§ **Goal**:
Go through the entries and transcribe each one exactly, dropping the pictures.

§ **Given entries**:
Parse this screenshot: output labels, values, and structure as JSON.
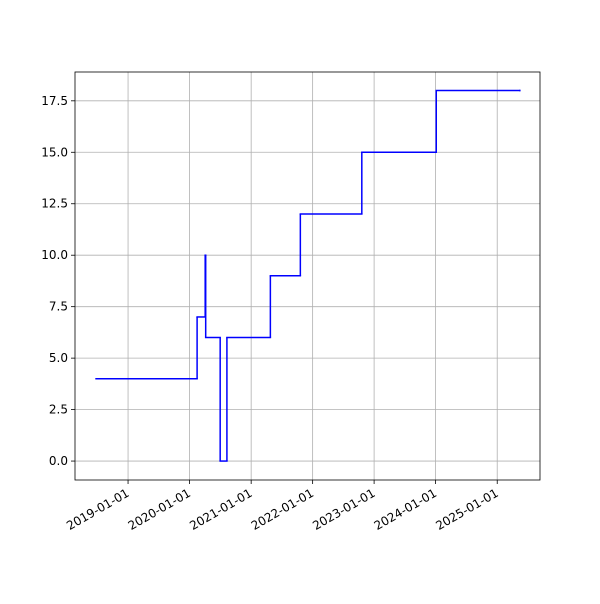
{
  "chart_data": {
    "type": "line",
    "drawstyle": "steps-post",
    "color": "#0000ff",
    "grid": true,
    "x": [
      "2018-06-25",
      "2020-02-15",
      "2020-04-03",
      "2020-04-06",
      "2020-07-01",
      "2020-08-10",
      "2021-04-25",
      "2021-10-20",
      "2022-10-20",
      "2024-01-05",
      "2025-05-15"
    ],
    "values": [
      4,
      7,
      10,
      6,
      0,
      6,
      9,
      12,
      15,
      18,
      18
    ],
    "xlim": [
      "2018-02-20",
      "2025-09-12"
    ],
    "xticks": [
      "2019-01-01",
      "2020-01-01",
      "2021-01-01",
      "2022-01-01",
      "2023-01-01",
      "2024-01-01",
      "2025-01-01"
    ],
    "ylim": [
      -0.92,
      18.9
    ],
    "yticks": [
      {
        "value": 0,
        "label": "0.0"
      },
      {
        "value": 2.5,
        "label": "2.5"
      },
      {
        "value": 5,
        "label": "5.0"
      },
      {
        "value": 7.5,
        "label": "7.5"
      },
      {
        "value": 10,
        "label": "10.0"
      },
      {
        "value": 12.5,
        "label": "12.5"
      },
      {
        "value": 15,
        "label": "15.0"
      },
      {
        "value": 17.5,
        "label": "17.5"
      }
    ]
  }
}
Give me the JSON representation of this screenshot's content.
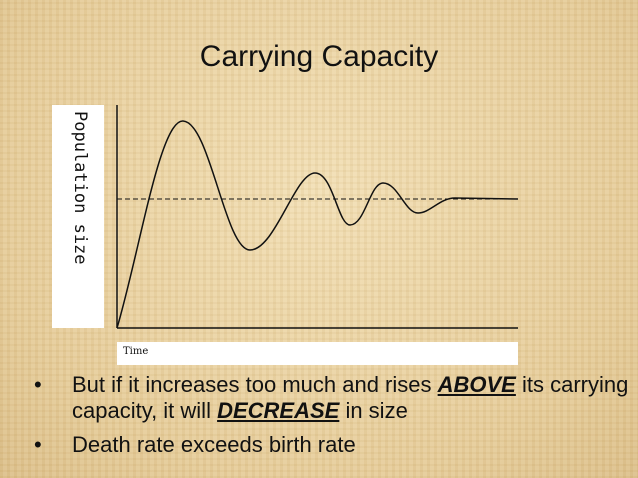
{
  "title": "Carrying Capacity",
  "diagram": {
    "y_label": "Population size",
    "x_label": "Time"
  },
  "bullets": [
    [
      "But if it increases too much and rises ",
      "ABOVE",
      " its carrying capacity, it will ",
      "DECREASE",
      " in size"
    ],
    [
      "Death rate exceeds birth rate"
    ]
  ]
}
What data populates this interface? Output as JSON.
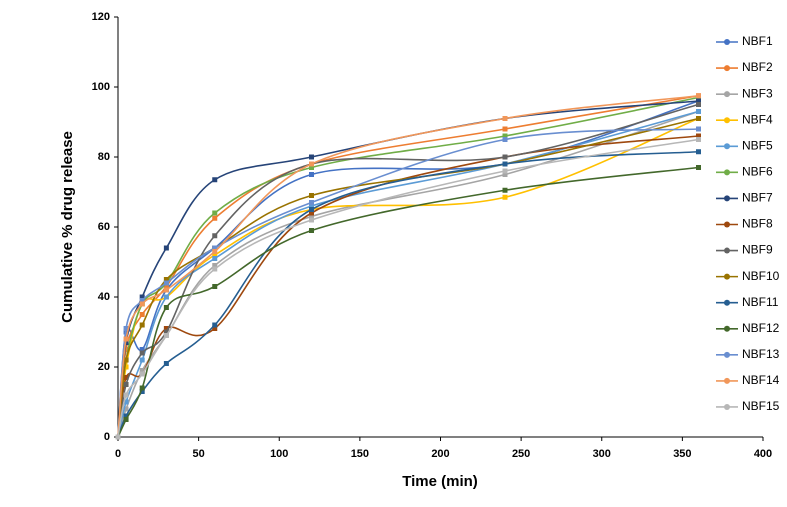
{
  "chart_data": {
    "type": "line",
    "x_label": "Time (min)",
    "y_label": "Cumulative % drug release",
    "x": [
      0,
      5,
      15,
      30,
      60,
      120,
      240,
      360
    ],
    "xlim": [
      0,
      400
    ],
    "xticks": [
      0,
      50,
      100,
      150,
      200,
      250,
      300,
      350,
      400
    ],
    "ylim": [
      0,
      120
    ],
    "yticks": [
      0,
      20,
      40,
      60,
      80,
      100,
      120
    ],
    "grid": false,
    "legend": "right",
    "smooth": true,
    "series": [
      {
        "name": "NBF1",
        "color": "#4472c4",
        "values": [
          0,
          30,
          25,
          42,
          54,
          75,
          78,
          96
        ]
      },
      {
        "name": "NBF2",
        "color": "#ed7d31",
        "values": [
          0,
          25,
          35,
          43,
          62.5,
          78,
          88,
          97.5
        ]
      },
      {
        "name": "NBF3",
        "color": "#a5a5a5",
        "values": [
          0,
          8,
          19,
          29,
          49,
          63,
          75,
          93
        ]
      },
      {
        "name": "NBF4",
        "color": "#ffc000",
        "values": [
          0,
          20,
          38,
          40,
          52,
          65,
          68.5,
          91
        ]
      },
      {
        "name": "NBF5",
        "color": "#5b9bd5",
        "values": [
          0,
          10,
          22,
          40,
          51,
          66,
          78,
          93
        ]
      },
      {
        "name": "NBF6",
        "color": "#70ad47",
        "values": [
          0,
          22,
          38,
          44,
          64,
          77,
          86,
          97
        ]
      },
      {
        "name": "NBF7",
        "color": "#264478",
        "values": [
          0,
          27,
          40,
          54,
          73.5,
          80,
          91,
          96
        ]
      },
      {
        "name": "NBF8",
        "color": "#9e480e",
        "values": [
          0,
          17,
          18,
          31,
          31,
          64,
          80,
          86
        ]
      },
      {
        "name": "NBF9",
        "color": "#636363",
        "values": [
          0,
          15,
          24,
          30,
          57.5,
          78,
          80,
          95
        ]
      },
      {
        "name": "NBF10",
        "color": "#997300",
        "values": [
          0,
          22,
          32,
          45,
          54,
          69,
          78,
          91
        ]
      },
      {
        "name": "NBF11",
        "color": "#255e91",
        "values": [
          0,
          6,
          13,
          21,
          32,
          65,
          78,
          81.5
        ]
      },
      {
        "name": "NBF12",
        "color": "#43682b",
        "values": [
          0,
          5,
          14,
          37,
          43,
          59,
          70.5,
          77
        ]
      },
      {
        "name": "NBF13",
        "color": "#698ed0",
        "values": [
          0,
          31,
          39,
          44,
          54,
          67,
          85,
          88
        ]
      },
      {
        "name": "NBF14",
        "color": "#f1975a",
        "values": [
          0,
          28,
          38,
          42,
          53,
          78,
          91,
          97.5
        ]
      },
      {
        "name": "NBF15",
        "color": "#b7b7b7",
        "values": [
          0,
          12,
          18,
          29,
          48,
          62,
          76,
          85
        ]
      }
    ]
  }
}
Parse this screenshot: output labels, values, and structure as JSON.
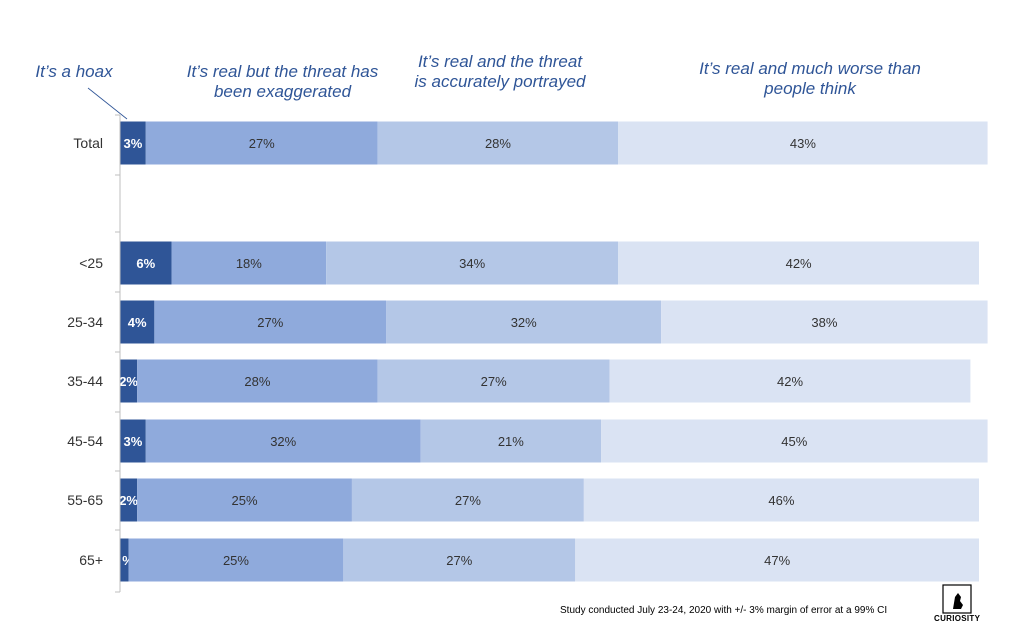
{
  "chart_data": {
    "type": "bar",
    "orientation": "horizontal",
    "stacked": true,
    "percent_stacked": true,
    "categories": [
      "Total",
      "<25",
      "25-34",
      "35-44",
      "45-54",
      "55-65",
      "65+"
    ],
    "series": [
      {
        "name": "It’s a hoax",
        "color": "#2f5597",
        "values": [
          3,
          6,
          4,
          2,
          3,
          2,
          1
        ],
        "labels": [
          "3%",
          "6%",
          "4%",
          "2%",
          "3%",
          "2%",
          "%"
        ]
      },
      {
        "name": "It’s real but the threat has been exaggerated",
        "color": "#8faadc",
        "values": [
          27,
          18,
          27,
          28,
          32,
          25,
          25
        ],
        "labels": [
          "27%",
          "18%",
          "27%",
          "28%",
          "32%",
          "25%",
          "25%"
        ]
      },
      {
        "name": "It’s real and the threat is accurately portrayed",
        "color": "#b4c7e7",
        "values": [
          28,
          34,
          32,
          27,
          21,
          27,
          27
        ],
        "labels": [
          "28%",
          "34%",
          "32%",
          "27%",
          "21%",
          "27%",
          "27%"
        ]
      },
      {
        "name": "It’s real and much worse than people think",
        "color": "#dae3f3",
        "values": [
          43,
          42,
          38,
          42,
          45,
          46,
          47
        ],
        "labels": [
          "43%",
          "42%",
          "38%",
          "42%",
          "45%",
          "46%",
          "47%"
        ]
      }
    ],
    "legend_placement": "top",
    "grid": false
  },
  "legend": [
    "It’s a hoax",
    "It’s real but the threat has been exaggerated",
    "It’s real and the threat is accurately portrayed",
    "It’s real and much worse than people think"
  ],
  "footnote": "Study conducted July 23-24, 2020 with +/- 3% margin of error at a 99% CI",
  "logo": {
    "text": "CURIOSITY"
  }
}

§ **Solution**:
Parse this screenshot: output labels, values, and structure as JSON.
{
  "chart_data": {
    "type": "line",
    "drawstyle": "steps-post",
    "color": "#0000ff",
    "grid": true,
    "x": [
      "2018-06-25",
      "2020-02-15",
      "2020-04-03",
      "2020-04-06",
      "2020-07-01",
      "2020-08-10",
      "2021-04-25",
      "2021-10-20",
      "2022-10-20",
      "2024-01-05",
      "2025-05-15"
    ],
    "values": [
      4,
      7,
      10,
      6,
      0,
      6,
      9,
      12,
      15,
      18,
      18
    ],
    "xlim": [
      "2018-02-20",
      "2025-09-12"
    ],
    "xticks": [
      "2019-01-01",
      "2020-01-01",
      "2021-01-01",
      "2022-01-01",
      "2023-01-01",
      "2024-01-01",
      "2025-01-01"
    ],
    "ylim": [
      -0.92,
      18.9
    ],
    "yticks": [
      {
        "value": 0,
        "label": "0.0"
      },
      {
        "value": 2.5,
        "label": "2.5"
      },
      {
        "value": 5,
        "label": "5.0"
      },
      {
        "value": 7.5,
        "label": "7.5"
      },
      {
        "value": 10,
        "label": "10.0"
      },
      {
        "value": 12.5,
        "label": "12.5"
      },
      {
        "value": 15,
        "label": "15.0"
      },
      {
        "value": 17.5,
        "label": "17.5"
      }
    ]
  }
}
Give me the JSON representation of this screenshot's content.
{
  "title": "Carrying Capacity",
  "diagram": {
    "y_label": "Population size",
    "x_label": "Time"
  },
  "bullets": [
    [
      "But if it increases too much and rises ",
      "ABOVE",
      " its carrying capacity, it will ",
      "DECREASE",
      " in size"
    ],
    [
      "Death rate exceeds birth rate"
    ]
  ]
}
What data populates this interface? Output as JSON.
{
  "chart_data": {
    "type": "line",
    "x_label": "Time (min)",
    "y_label": "Cumulative % drug release",
    "x": [
      0,
      5,
      15,
      30,
      60,
      120,
      240,
      360
    ],
    "xlim": [
      0,
      400
    ],
    "xticks": [
      0,
      50,
      100,
      150,
      200,
      250,
      300,
      350,
      400
    ],
    "ylim": [
      0,
      120
    ],
    "yticks": [
      0,
      20,
      40,
      60,
      80,
      100,
      120
    ],
    "grid": false,
    "legend": "right",
    "smooth": true,
    "series": [
      {
        "name": "NBF1",
        "color": "#4472c4",
        "values": [
          0,
          30,
          25,
          42,
          54,
          75,
          78,
          96
        ]
      },
      {
        "name": "NBF2",
        "color": "#ed7d31",
        "values": [
          0,
          25,
          35,
          43,
          62.5,
          78,
          88,
          97.5
        ]
      },
      {
        "name": "NBF3",
        "color": "#a5a5a5",
        "values": [
          0,
          8,
          19,
          29,
          49,
          63,
          75,
          93
        ]
      },
      {
        "name": "NBF4",
        "color": "#ffc000",
        "values": [
          0,
          20,
          38,
          40,
          52,
          65,
          68.5,
          91
        ]
      },
      {
        "name": "NBF5",
        "color": "#5b9bd5",
        "values": [
          0,
          10,
          22,
          40,
          51,
          66,
          78,
          93
        ]
      },
      {
        "name": "NBF6",
        "color": "#70ad47",
        "values": [
          0,
          22,
          38,
          44,
          64,
          77,
          86,
          97
        ]
      },
      {
        "name": "NBF7",
        "color": "#264478",
        "values": [
          0,
          27,
          40,
          54,
          73.5,
          80,
          91,
          96
        ]
      },
      {
        "name": "NBF8",
        "color": "#9e480e",
        "values": [
          0,
          17,
          18,
          31,
          31,
          64,
          80,
          86
        ]
      },
      {
        "name": "NBF9",
        "color": "#636363",
        "values": [
          0,
          15,
          24,
          30,
          57.5,
          78,
          80,
          95
        ]
      },
      {
        "name": "NBF10",
        "color": "#997300",
        "values": [
          0,
          22,
          32,
          45,
          54,
          69,
          78,
          91
        ]
      },
      {
        "name": "NBF11",
        "color": "#255e91",
        "values": [
          0,
          6,
          13,
          21,
          32,
          65,
          78,
          81.5
        ]
      },
      {
        "name": "NBF12",
        "color": "#43682b",
        "values": [
          0,
          5,
          14,
          37,
          43,
          59,
          70.5,
          77
        ]
      },
      {
        "name": "NBF13",
        "color": "#698ed0",
        "values": [
          0,
          31,
          39,
          44,
          54,
          67,
          85,
          88
        ]
      },
      {
        "name": "NBF14",
        "color": "#f1975a",
        "values": [
          0,
          28,
          38,
          42,
          53,
          78,
          91,
          97.5
        ]
      },
      {
        "name": "NBF15",
        "color": "#b7b7b7",
        "values": [
          0,
          12,
          18,
          29,
          48,
          62,
          76,
          85
        ]
      }
    ]
  }
}
Parse this screenshot: output labels, values, and structure as JSON.
{
  "chart_data": {
    "type": "bar",
    "orientation": "horizontal",
    "stacked": true,
    "percent_stacked": true,
    "categories": [
      "Total",
      "<25",
      "25-34",
      "35-44",
      "45-54",
      "55-65",
      "65+"
    ],
    "series": [
      {
        "name": "It’s a hoax",
        "color": "#2f5597",
        "values": [
          3,
          6,
          4,
          2,
          3,
          2,
          1
        ],
        "labels": [
          "3%",
          "6%",
          "4%",
          "2%",
          "3%",
          "2%",
          "%"
        ]
      },
      {
        "name": "It’s real but the threat has been exaggerated",
        "color": "#8faadc",
        "values": [
          27,
          18,
          27,
          28,
          32,
          25,
          25
        ],
        "labels": [
          "27%",
          "18%",
          "27%",
          "28%",
          "32%",
          "25%",
          "25%"
        ]
      },
      {
        "name": "It’s real and the threat is accurately portrayed",
        "color": "#b4c7e7",
        "values": [
          28,
          34,
          32,
          27,
          21,
          27,
          27
        ],
        "labels": [
          "28%",
          "34%",
          "32%",
          "27%",
          "21%",
          "27%",
          "27%"
        ]
      },
      {
        "name": "It’s real and much worse than people think",
        "color": "#dae3f3",
        "values": [
          43,
          42,
          38,
          42,
          45,
          46,
          47
        ],
        "labels": [
          "43%",
          "42%",
          "38%",
          "42%",
          "45%",
          "46%",
          "47%"
        ]
      }
    ],
    "legend_placement": "top",
    "grid": false
  },
  "legend": [
    "It’s a hoax",
    "It’s real but the threat has been exaggerated",
    "It’s real and the threat is accurately portrayed",
    "It’s real and much worse than people think"
  ],
  "footnote": "Study conducted July 23-24, 2020 with +/- 3% margin of error at a 99% CI",
  "logo": {
    "text": "CURIOSITY"
  }
}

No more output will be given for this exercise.